## Exercise
What follows is a block of records; restate each one word for word.

Dataset entries on figures

--- START ---

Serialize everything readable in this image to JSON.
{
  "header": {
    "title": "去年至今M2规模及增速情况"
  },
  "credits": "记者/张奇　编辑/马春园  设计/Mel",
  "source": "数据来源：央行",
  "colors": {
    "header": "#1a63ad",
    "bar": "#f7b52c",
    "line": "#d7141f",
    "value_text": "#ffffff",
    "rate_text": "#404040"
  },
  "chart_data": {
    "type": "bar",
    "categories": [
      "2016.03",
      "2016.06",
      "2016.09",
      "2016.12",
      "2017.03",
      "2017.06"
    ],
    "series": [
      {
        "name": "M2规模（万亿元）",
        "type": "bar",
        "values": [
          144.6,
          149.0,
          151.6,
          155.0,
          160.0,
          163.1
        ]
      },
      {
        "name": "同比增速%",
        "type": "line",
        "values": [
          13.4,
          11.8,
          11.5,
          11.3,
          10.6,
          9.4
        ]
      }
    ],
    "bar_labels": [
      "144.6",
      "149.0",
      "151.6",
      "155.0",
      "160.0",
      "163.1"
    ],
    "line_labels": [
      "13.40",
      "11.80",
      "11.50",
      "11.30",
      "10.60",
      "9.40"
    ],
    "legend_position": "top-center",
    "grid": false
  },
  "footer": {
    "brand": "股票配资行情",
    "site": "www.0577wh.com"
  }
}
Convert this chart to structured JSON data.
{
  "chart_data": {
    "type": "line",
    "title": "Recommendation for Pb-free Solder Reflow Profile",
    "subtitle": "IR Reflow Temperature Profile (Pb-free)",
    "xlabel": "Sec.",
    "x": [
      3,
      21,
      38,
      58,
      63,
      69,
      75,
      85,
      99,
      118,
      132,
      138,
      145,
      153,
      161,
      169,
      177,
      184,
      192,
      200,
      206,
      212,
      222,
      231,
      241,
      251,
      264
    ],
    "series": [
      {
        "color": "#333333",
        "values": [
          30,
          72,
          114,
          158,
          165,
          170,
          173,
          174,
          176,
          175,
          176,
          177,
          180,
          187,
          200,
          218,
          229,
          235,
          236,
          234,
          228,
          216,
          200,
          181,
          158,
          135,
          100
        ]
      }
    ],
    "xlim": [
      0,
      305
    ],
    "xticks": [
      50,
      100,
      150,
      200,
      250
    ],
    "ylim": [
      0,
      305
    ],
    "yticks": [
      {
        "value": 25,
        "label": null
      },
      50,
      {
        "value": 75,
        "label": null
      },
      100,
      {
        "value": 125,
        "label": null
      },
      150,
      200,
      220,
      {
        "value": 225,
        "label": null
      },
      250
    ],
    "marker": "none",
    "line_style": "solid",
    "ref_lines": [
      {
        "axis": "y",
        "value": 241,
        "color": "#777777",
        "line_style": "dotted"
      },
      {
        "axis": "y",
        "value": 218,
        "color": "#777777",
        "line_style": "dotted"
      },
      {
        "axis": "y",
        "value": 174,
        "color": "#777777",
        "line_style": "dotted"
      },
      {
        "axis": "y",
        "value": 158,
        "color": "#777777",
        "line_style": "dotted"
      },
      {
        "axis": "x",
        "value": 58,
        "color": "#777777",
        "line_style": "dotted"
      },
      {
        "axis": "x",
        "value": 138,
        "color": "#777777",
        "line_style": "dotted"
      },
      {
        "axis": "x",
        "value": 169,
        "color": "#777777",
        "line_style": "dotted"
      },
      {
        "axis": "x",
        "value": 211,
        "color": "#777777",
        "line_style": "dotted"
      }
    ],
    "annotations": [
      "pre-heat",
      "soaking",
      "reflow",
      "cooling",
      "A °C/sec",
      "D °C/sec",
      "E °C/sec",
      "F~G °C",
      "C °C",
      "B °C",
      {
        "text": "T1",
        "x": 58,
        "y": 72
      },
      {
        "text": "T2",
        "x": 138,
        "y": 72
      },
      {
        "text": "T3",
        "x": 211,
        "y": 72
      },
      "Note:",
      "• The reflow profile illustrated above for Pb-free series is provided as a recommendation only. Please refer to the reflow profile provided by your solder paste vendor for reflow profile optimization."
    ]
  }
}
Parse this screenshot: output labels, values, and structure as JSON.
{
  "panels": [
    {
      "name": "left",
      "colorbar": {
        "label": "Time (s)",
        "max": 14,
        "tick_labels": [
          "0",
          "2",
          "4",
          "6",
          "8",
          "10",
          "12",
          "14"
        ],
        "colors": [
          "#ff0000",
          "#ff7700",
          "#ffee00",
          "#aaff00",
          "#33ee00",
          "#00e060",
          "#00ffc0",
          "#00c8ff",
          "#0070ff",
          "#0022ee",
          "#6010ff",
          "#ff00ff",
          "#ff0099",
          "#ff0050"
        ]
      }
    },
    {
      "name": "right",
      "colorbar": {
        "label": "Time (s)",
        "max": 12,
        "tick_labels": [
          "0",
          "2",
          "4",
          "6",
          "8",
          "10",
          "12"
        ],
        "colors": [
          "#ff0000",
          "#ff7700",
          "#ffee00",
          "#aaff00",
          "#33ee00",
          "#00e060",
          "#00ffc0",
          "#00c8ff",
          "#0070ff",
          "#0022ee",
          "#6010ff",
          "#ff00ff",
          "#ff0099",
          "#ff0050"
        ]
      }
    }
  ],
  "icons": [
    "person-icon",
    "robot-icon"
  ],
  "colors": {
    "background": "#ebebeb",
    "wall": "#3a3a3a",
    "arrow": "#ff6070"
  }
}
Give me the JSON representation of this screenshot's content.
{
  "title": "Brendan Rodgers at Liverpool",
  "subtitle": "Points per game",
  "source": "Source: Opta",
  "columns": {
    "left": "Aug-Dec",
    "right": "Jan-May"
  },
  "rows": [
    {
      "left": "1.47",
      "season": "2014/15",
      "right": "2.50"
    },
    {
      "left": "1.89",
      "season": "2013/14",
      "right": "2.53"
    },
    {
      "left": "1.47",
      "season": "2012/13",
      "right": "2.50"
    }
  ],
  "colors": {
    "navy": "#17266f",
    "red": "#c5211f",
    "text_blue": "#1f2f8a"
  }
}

--- END ---

## Answer to the task
Serialize everything readable in this image to JSON.
{
  "header": {
    "title": "去年至今M2规模及增速情况"
  },
  "credits": "记者/张奇　编辑/马春园  设计/Mel",
  "source": "数据来源：央行",
  "colors": {
    "header": "#1a63ad",
    "bar": "#f7b52c",
    "line": "#d7141f",
    "value_text": "#ffffff",
    "rate_text": "#404040"
  },
  "chart_data": {
    "type": "bar",
    "categories": [
      "2016.03",
      "2016.06",
      "2016.09",
      "2016.12",
      "2017.03",
      "2017.06"
    ],
    "series": [
      {
        "name": "M2规模（万亿元）",
        "type": "bar",
        "values": [
          144.6,
          149.0,
          151.6,
          155.0,
          160.0,
          163.1
        ]
      },
      {
        "name": "同比增速%",
        "type": "line",
        "values": [
          13.4,
          11.8,
          11.5,
          11.3,
          10.6,
          9.4
        ]
      }
    ],
    "bar_labels": [
      "144.6",
      "149.0",
      "151.6",
      "155.0",
      "160.0",
      "163.1"
    ],
    "line_labels": [
      "13.40",
      "11.80",
      "11.50",
      "11.30",
      "10.60",
      "9.40"
    ],
    "legend_position": "top-center",
    "grid": false
  },
  "footer": {
    "brand": "股票配资行情",
    "site": "www.0577wh.com"
  }
}
Convert this chart to structured JSON data.
{
  "chart_data": {
    "type": "line",
    "title": "Recommendation for Pb-free Solder Reflow Profile",
    "subtitle": "IR Reflow Temperature Profile (Pb-free)",
    "xlabel": "Sec.",
    "x": [
      3,
      21,
      38,
      58,
      63,
      69,
      75,
      85,
      99,
      118,
      132,
      138,
      145,
      153,
      161,
      169,
      177,
      184,
      192,
      200,
      206,
      212,
      222,
      231,
      241,
      251,
      264
    ],
    "series": [
      {
        "color": "#333333",
        "values": [
          30,
          72,
          114,
          158,
          165,
          170,
          173,
          174,
          176,
          175,
          176,
          177,
          180,
          187,
          200,
          218,
          229,
          235,
          236,
          234,
          228,
          216,
          200,
          181,
          158,
          135,
          100
        ]
      }
    ],
    "xlim": [
      0,
      305
    ],
    "xticks": [
      50,
      100,
      150,
      200,
      250
    ],
    "ylim": [
      0,
      305
    ],
    "yticks": [
      {
        "value": 25,
        "label": null
      },
      50,
      {
        "value": 75,
        "label": null
      },
      100,
      {
        "value": 125,
        "label": null
      },
      150,
      200,
      220,
      {
        "value": 225,
        "label": null
      },
      250
    ],
    "marker": "none",
    "line_style": "solid",
    "ref_lines": [
      {
        "axis": "y",
        "value": 241,
        "color": "#777777",
        "line_style": "dotted"
      },
      {
        "axis": "y",
        "value": 218,
        "color": "#777777",
        "line_style": "dotted"
      },
      {
        "axis": "y",
        "value": 174,
        "color": "#777777",
        "line_style": "dotted"
      },
      {
        "axis": "y",
        "value": 158,
        "color": "#777777",
        "line_style": "dotted"
      },
      {
        "axis": "x",
        "value": 58,
        "color": "#777777",
        "line_style": "dotted"
      },
      {
        "axis": "x",
        "value": 138,
        "color": "#777777",
        "line_style": "dotted"
      },
      {
        "axis": "x",
        "value": 169,
        "color": "#777777",
        "line_style": "dotted"
      },
      {
        "axis": "x",
        "value": 211,
        "color": "#777777",
        "line_style": "dotted"
      }
    ],
    "annotations": [
      "pre-heat",
      "soaking",
      "reflow",
      "cooling",
      "A °C/sec",
      "D °C/sec",
      "E °C/sec",
      "F~G °C",
      "C °C",
      "B °C",
      {
        "text": "T1",
        "x": 58,
        "y": 72
      },
      {
        "text": "T2",
        "x": 138,
        "y": 72
      },
      {
        "text": "T3",
        "x": 211,
        "y": 72
      },
      "Note:",
      "• The reflow profile illustrated above for Pb-free series is provided as a recommendation only. Please refer to the reflow profile provided by your solder paste vendor for reflow profile optimization."
    ]
  }
}
Parse this screenshot: output labels, values, and structure as JSON.
{
  "panels": [
    {
      "name": "left",
      "colorbar": {
        "label": "Time (s)",
        "max": 14,
        "tick_labels": [
          "0",
          "2",
          "4",
          "6",
          "8",
          "10",
          "12",
          "14"
        ],
        "colors": [
          "#ff0000",
          "#ff7700",
          "#ffee00",
          "#aaff00",
          "#33ee00",
          "#00e060",
          "#00ffc0",
          "#00c8ff",
          "#0070ff",
          "#0022ee",
          "#6010ff",
          "#ff00ff",
          "#ff0099",
          "#ff0050"
        ]
      }
    },
    {
      "name": "right",
      "colorbar": {
        "label": "Time (s)",
        "max": 12,
        "tick_labels": [
          "0",
          "2",
          "4",
          "6",
          "8",
          "10",
          "12"
        ],
        "colors": [
          "#ff0000",
          "#ff7700",
          "#ffee00",
          "#aaff00",
          "#33ee00",
          "#00e060",
          "#00ffc0",
          "#00c8ff",
          "#0070ff",
          "#0022ee",
          "#6010ff",
          "#ff00ff",
          "#ff0099",
          "#ff0050"
        ]
      }
    }
  ],
  "icons": [
    "person-icon",
    "robot-icon"
  ],
  "colors": {
    "background": "#ebebeb",
    "wall": "#3a3a3a",
    "arrow": "#ff6070"
  }
}
Give me the JSON representation of this screenshot's content.
{
  "title": "Brendan Rodgers at Liverpool",
  "subtitle": "Points per game",
  "source": "Source: Opta",
  "columns": {
    "left": "Aug-Dec",
    "right": "Jan-May"
  },
  "rows": [
    {
      "left": "1.47",
      "season": "2014/15",
      "right": "2.50"
    },
    {
      "left": "1.89",
      "season": "2013/14",
      "right": "2.53"
    },
    {
      "left": "1.47",
      "season": "2012/13",
      "right": "2.50"
    }
  ],
  "colors": {
    "navy": "#17266f",
    "red": "#c5211f",
    "text_blue": "#1f2f8a"
  }
}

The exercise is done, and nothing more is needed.